Excerpts from a figure dataset:
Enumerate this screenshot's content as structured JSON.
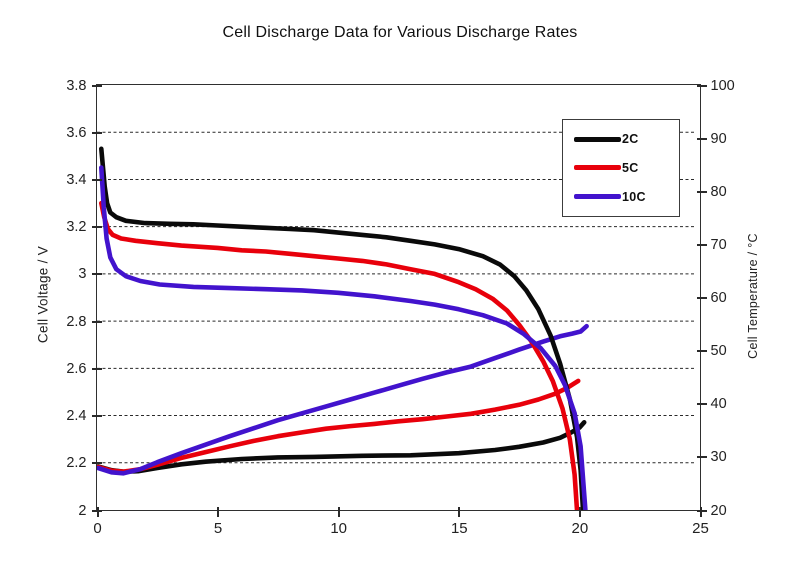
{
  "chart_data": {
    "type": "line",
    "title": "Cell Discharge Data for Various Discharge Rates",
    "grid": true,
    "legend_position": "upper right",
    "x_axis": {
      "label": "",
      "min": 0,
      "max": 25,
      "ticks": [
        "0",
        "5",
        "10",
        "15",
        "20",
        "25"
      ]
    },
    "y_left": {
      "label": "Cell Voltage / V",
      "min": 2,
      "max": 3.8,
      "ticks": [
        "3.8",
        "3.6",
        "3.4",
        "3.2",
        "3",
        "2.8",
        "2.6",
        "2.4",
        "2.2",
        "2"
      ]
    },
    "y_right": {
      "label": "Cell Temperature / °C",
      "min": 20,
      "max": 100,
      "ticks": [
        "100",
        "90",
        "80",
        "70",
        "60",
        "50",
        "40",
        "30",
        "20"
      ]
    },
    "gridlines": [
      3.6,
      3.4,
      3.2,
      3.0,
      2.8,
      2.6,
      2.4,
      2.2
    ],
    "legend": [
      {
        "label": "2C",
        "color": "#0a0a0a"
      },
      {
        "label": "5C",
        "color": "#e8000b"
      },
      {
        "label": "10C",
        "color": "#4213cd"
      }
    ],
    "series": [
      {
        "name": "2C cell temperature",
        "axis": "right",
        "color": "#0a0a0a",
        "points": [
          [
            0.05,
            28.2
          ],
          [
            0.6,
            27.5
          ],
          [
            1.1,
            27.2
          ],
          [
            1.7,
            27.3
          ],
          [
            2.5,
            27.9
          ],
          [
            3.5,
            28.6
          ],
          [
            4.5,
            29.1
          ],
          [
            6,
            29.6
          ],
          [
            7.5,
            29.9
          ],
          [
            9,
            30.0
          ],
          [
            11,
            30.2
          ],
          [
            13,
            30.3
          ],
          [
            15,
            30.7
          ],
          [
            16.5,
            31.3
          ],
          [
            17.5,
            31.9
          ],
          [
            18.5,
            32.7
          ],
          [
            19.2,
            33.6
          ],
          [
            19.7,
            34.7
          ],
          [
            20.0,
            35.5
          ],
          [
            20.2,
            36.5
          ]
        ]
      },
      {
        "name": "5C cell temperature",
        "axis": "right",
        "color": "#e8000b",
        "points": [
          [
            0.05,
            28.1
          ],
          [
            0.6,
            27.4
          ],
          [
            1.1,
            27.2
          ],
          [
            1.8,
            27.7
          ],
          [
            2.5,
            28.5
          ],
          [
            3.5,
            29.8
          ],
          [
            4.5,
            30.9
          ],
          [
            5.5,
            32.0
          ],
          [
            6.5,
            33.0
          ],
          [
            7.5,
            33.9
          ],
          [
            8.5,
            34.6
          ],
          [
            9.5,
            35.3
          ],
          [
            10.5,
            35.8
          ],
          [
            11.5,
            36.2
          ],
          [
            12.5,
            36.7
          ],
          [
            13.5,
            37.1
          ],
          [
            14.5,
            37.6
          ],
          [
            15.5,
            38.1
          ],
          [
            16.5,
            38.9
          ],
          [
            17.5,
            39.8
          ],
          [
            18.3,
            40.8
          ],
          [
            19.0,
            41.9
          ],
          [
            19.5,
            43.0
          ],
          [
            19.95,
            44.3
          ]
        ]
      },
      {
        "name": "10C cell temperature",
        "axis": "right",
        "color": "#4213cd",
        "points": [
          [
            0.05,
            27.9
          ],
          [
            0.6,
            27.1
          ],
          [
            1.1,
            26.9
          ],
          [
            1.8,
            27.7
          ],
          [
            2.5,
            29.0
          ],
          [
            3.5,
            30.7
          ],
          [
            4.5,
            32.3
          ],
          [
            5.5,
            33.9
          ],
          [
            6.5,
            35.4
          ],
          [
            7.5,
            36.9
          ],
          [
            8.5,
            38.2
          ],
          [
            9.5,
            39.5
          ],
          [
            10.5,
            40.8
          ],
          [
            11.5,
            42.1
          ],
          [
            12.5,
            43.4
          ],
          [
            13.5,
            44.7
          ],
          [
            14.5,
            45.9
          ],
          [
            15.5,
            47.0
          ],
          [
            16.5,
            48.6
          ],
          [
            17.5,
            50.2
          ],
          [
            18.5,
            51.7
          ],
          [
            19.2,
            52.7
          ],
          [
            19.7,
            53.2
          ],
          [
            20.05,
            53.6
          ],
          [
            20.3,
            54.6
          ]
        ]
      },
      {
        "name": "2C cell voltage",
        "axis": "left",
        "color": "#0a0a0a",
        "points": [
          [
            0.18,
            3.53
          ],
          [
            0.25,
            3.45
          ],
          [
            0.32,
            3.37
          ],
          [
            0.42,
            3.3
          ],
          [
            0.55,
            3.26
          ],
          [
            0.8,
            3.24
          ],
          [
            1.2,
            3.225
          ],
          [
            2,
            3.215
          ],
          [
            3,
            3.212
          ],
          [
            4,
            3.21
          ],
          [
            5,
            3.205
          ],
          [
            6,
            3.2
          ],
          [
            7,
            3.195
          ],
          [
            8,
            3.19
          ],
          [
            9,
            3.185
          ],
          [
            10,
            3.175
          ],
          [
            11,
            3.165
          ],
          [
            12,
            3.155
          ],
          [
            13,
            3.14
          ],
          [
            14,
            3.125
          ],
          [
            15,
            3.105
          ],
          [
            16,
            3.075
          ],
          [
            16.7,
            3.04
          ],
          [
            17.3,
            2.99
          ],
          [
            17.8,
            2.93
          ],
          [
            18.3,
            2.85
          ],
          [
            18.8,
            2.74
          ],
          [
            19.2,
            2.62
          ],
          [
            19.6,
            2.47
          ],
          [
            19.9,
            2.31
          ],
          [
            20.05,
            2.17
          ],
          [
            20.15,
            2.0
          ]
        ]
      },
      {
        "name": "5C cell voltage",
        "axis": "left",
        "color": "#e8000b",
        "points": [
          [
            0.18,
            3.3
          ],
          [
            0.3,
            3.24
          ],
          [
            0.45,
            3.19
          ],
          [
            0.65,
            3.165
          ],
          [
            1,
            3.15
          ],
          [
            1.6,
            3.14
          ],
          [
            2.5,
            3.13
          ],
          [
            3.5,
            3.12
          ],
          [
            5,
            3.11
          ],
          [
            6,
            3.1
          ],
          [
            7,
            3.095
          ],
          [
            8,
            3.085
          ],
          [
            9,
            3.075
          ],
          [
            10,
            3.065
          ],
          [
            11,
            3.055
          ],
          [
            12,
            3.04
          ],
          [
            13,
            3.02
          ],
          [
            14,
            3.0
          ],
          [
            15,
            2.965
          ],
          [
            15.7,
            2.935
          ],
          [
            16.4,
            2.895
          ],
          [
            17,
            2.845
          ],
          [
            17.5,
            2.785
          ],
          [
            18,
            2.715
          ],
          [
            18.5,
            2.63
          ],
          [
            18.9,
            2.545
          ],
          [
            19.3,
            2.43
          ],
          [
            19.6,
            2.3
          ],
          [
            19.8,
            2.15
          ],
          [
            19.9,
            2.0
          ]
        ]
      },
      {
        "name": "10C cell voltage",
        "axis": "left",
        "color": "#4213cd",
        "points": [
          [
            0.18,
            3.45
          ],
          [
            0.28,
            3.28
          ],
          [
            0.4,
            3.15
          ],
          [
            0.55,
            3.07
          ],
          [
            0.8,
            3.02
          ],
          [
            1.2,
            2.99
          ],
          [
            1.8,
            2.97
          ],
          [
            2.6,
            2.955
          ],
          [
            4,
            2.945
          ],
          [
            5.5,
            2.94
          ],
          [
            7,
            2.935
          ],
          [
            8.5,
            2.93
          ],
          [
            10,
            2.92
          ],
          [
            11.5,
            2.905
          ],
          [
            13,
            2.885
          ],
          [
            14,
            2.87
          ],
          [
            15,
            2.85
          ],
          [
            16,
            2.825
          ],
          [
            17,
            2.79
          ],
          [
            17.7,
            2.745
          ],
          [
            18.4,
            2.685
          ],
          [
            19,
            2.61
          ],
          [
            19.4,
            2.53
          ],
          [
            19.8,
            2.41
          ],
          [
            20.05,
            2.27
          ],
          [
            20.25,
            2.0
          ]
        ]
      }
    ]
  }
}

* PROBLEM *
Using the listing above, list every line in which the string "label" occurs.

* TASK ANSWER *
      "label": "",
      "label": "Cell Voltage / V",
      "label": "Cell Temperature / °C",
        "label": "2C",
        "label": "5C",
        "label": "10C",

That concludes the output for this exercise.